Work instructions | Keep only those lines of the records that include the string "name".

Entries from a dataset:

§ §

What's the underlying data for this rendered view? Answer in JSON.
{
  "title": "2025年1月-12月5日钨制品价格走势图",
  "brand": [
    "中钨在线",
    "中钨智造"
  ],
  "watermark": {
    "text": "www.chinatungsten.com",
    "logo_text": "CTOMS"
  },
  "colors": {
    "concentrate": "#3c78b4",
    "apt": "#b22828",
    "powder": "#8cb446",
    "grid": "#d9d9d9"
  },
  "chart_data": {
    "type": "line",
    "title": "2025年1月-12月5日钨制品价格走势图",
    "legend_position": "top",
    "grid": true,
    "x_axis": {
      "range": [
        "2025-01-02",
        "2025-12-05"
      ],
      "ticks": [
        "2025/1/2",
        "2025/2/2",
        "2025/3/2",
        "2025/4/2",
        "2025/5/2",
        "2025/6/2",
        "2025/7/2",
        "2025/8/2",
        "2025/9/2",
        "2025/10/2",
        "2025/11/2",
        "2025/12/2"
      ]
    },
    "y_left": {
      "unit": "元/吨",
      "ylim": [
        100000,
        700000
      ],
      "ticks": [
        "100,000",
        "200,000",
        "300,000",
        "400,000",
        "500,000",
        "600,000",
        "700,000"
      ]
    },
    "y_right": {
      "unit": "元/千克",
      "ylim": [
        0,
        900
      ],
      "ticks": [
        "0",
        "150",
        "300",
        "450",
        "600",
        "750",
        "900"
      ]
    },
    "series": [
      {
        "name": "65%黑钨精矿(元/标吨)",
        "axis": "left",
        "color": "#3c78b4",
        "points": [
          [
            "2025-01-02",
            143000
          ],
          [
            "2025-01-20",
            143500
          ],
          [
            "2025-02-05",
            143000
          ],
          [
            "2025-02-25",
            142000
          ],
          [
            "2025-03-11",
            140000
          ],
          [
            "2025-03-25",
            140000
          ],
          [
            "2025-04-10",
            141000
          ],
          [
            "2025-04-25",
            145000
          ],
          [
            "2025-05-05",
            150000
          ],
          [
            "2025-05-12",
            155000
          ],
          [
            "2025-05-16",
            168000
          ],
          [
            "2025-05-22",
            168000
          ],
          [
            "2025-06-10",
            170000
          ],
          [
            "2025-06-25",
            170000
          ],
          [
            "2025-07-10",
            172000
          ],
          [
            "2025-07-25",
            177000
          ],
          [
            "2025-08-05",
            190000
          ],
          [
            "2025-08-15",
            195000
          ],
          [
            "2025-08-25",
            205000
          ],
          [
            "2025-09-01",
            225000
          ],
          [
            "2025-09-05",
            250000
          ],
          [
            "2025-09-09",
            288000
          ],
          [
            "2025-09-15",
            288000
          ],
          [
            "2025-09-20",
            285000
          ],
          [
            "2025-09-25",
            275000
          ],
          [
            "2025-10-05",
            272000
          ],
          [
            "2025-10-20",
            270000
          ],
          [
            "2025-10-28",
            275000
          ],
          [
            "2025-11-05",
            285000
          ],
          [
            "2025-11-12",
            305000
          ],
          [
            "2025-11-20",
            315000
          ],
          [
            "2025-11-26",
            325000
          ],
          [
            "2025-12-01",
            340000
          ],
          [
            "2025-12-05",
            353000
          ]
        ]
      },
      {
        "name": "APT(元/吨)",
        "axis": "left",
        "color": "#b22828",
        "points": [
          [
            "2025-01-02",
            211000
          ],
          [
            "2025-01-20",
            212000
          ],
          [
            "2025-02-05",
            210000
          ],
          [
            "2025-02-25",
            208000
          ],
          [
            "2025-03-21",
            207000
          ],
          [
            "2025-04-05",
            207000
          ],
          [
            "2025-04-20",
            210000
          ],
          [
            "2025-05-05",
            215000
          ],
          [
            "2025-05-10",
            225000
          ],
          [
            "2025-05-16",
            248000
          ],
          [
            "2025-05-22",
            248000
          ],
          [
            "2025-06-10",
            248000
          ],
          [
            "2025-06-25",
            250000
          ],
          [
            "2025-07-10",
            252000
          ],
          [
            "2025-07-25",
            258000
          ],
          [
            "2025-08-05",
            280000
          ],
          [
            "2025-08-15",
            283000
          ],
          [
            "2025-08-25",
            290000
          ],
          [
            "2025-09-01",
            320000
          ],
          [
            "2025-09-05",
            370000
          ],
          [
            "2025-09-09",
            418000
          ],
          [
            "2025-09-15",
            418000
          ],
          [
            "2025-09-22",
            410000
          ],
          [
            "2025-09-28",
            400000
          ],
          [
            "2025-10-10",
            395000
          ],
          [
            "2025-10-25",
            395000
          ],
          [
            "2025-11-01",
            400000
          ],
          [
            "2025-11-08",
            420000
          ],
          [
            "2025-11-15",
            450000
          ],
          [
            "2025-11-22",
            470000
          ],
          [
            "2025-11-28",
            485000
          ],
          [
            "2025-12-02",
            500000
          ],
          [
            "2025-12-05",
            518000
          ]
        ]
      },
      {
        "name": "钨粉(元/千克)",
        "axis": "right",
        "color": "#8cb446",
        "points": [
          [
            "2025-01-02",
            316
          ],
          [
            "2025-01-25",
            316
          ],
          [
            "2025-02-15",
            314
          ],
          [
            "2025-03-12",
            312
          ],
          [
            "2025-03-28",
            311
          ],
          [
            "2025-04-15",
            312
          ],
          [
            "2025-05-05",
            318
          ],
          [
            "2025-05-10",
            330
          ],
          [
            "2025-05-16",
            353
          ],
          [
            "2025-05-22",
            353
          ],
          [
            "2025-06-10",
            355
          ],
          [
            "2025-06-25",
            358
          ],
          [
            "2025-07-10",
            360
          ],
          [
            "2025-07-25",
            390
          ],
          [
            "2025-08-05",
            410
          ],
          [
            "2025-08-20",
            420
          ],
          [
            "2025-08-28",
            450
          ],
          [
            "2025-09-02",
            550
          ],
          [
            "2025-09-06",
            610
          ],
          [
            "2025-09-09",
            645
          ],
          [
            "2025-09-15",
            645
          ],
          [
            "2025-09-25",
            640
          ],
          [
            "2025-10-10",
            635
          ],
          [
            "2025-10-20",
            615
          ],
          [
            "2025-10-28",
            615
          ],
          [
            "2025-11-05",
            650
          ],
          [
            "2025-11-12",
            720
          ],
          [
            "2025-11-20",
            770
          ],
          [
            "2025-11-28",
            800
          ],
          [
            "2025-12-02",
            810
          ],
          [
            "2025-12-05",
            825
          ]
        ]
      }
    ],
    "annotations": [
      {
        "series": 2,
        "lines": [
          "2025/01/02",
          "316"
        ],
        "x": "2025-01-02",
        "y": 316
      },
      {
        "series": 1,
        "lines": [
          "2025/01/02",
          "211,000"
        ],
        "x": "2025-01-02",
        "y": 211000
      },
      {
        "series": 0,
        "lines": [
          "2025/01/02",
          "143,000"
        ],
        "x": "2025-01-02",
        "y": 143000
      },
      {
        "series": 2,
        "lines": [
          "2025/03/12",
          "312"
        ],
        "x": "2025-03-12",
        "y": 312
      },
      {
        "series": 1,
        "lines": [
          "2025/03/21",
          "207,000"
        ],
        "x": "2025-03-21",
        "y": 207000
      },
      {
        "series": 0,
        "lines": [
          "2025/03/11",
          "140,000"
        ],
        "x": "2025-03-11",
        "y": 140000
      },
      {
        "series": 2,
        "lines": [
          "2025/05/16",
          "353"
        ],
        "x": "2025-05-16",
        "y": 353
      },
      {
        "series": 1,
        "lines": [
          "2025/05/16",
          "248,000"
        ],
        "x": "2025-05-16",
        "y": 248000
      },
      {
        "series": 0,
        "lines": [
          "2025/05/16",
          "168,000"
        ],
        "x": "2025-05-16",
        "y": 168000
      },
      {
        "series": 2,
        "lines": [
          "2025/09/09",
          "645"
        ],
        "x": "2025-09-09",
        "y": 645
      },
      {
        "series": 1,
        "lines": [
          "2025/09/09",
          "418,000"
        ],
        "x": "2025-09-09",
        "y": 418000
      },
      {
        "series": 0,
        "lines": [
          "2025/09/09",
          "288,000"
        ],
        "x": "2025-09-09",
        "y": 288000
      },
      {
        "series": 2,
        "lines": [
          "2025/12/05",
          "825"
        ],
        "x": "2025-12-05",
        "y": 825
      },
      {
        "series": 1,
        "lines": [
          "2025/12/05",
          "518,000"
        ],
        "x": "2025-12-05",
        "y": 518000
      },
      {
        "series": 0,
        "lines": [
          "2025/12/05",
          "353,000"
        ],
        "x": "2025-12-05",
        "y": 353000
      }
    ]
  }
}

§ §

Exercise solution |
        "name": "65%黑钨精矿(元/标吨)",
        "name": "APT(元/吨)",
        "name": "钨粉(元/千克)",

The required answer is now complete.